■ WHAT YOU ARE ASKED TO DO
Which lines in the records below contain the word "altre"? Copy each one out.

==== STORED RECORDS ====

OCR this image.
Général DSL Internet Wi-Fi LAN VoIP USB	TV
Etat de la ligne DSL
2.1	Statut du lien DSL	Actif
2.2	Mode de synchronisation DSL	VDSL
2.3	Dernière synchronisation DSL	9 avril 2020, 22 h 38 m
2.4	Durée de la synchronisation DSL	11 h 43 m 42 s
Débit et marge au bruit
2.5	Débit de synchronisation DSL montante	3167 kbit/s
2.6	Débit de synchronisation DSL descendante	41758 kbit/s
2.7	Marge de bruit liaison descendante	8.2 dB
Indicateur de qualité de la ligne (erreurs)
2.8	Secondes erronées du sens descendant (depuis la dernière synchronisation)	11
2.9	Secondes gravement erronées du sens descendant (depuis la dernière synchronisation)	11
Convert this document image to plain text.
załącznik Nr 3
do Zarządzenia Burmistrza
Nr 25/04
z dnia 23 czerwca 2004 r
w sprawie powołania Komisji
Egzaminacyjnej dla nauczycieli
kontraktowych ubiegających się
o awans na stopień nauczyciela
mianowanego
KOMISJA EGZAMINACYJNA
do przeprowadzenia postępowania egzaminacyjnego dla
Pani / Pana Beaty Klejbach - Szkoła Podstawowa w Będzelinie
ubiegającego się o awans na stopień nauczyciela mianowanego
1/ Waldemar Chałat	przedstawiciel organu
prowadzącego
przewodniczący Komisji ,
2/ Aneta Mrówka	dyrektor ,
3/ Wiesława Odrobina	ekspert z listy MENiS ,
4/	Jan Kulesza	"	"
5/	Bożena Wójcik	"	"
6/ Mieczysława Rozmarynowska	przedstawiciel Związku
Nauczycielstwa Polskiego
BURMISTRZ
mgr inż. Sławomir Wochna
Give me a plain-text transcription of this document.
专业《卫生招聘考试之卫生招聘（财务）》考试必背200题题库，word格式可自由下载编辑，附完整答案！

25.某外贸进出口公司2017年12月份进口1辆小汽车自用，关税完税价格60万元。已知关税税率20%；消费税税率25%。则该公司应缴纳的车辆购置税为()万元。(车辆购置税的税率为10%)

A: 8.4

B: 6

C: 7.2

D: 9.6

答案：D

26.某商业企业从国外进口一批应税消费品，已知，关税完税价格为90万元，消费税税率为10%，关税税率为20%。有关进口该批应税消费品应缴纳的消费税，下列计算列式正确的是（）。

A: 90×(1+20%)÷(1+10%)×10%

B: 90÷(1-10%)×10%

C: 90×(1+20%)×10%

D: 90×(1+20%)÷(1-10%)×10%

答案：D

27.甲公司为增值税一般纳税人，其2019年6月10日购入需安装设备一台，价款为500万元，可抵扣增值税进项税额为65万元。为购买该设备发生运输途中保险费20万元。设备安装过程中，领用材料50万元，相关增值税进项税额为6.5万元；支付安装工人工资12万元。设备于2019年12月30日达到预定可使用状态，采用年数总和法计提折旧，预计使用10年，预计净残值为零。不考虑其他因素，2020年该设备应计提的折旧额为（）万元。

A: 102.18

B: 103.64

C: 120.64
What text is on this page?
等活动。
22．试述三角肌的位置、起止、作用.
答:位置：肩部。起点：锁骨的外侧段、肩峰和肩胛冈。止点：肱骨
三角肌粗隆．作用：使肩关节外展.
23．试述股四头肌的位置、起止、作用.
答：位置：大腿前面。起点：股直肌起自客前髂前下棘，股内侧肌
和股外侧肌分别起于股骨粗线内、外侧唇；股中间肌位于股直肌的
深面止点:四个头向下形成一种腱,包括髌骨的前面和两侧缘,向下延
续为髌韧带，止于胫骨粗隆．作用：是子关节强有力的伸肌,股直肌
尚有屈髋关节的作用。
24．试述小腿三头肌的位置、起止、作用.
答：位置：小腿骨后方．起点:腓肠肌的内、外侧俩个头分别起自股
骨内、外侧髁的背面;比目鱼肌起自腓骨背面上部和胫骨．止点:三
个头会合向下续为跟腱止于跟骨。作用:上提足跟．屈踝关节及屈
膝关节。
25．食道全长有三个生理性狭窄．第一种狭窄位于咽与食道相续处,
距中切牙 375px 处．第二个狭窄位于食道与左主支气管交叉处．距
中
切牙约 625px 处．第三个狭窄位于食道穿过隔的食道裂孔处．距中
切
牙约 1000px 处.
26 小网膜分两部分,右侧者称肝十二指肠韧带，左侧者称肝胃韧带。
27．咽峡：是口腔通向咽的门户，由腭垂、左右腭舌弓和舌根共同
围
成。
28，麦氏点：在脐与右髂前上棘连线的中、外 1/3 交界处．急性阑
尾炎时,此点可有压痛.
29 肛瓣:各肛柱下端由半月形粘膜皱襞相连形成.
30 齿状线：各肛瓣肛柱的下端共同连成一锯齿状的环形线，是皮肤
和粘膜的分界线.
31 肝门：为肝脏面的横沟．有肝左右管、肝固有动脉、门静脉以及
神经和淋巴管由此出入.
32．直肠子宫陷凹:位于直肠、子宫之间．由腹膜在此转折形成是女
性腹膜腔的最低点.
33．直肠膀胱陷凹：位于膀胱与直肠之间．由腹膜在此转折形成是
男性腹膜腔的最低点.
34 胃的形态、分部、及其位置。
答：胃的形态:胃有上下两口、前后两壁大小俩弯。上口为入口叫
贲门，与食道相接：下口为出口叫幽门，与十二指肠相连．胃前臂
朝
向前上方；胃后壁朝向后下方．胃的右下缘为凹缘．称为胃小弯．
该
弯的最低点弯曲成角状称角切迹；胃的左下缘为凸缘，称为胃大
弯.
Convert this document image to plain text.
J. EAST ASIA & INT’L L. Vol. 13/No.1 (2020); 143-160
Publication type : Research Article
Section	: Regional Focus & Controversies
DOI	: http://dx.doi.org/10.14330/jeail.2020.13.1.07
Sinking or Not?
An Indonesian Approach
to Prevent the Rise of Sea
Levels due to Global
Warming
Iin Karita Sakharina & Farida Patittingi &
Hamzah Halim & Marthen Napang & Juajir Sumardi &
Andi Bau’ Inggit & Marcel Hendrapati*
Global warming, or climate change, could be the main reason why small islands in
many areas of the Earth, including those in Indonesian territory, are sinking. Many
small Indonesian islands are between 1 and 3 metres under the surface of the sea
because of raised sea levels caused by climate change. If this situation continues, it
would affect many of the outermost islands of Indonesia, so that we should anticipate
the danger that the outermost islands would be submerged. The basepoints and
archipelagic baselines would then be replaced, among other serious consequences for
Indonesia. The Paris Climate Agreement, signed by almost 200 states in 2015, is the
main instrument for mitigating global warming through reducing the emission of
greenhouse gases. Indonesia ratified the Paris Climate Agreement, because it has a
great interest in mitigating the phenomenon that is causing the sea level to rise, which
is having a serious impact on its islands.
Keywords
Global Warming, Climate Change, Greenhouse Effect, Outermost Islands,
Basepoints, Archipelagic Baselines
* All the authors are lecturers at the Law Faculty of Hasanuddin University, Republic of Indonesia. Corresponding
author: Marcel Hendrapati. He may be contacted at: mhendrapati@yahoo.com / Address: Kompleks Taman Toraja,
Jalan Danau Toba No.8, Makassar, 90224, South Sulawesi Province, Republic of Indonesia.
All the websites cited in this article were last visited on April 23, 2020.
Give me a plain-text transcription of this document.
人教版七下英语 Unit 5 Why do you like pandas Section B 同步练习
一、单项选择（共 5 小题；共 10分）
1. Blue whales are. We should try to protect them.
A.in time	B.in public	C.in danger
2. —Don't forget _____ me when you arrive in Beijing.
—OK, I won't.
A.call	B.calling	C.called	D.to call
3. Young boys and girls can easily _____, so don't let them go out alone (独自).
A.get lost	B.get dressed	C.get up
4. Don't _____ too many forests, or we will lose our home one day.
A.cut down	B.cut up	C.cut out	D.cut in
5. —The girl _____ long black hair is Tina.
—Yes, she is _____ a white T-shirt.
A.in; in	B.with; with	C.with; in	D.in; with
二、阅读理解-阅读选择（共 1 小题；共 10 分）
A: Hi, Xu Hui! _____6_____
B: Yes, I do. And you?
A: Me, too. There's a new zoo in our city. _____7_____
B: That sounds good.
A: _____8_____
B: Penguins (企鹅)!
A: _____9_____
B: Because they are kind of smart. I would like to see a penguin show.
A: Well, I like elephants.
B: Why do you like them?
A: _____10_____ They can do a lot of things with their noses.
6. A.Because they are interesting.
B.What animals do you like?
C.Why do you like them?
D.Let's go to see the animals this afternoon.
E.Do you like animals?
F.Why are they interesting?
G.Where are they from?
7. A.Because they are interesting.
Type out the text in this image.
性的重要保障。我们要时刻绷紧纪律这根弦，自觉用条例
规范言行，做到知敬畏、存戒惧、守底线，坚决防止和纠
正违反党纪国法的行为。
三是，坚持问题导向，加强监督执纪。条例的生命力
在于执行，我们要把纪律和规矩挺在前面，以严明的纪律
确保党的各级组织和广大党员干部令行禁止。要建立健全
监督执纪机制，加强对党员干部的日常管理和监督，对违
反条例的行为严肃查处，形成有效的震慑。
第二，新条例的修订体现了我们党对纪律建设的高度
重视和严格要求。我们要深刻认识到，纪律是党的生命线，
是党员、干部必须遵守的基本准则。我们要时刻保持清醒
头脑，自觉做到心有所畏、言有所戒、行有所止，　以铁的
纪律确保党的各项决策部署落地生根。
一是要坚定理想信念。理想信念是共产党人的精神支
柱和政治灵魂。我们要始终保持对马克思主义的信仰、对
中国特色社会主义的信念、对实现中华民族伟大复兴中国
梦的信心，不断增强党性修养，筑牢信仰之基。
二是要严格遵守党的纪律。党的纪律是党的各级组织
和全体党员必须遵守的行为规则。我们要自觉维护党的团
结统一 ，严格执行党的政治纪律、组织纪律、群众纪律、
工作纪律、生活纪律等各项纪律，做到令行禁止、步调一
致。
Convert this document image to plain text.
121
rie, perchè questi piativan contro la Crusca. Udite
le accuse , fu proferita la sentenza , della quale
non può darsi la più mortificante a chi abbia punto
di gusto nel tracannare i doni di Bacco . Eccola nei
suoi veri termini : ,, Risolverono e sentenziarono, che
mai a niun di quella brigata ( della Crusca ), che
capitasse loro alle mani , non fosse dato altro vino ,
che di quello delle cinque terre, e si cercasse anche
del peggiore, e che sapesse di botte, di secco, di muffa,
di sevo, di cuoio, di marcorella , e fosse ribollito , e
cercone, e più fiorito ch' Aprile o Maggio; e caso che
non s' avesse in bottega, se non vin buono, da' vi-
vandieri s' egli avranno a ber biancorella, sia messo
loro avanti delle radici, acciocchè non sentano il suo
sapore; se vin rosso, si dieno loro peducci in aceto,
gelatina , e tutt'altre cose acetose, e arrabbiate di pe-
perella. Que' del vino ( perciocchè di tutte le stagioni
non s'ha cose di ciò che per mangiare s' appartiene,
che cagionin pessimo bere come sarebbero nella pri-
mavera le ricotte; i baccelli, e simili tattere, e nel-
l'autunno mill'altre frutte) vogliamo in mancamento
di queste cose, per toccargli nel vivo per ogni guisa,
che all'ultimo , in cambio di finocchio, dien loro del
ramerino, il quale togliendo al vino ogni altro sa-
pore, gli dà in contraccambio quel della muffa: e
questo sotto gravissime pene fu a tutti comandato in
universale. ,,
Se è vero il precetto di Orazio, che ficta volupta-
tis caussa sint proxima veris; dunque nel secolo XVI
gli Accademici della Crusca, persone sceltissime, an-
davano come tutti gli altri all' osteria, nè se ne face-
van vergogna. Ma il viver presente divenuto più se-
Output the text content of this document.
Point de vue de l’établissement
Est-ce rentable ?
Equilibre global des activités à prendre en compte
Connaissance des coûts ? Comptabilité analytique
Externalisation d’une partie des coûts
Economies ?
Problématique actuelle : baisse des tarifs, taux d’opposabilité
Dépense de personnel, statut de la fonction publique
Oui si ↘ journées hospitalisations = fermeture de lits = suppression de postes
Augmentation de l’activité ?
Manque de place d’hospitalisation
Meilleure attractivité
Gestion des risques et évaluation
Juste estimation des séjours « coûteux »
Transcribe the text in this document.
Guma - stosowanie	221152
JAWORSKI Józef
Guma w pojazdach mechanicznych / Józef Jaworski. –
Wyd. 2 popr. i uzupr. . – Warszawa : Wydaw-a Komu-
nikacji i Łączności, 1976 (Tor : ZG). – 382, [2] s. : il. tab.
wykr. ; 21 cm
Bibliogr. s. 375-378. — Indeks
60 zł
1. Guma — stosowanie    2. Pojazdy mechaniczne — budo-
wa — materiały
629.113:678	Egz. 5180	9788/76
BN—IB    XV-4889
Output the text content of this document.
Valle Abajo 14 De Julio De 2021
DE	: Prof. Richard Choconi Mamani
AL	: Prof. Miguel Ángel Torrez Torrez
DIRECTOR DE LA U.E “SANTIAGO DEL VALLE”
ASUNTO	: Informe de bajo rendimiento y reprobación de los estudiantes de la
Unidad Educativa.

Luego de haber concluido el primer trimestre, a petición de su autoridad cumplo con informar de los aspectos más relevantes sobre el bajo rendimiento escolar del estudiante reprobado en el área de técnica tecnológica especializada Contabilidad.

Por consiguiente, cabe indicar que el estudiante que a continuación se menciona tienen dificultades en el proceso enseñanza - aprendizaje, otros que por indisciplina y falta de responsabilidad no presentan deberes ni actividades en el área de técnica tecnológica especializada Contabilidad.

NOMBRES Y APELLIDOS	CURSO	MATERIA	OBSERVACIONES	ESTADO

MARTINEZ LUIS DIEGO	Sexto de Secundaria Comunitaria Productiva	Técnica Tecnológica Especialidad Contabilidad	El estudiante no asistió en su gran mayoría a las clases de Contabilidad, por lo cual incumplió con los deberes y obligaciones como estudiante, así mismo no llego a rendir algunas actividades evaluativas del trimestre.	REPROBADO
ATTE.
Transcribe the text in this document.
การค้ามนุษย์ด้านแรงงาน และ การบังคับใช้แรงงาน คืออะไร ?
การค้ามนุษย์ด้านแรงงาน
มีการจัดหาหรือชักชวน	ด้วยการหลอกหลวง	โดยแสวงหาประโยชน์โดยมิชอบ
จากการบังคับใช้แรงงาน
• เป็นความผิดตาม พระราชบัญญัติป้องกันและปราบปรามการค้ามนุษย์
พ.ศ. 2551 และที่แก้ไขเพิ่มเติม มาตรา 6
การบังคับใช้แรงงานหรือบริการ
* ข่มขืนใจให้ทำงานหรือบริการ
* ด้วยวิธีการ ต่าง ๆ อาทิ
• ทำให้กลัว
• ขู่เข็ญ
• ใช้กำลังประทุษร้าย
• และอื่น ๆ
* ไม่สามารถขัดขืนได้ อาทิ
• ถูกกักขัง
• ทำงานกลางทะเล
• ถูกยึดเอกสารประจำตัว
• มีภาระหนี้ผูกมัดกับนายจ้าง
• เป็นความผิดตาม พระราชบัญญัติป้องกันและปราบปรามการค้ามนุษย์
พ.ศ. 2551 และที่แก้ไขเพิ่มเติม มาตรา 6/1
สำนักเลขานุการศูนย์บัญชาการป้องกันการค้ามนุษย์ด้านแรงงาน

====

■ FULL ANSWER
gelatina , e tutt'altre cose acetose, e arrabbiate di pe-
l'autunno mill'altre frutte) vogliamo in mancamento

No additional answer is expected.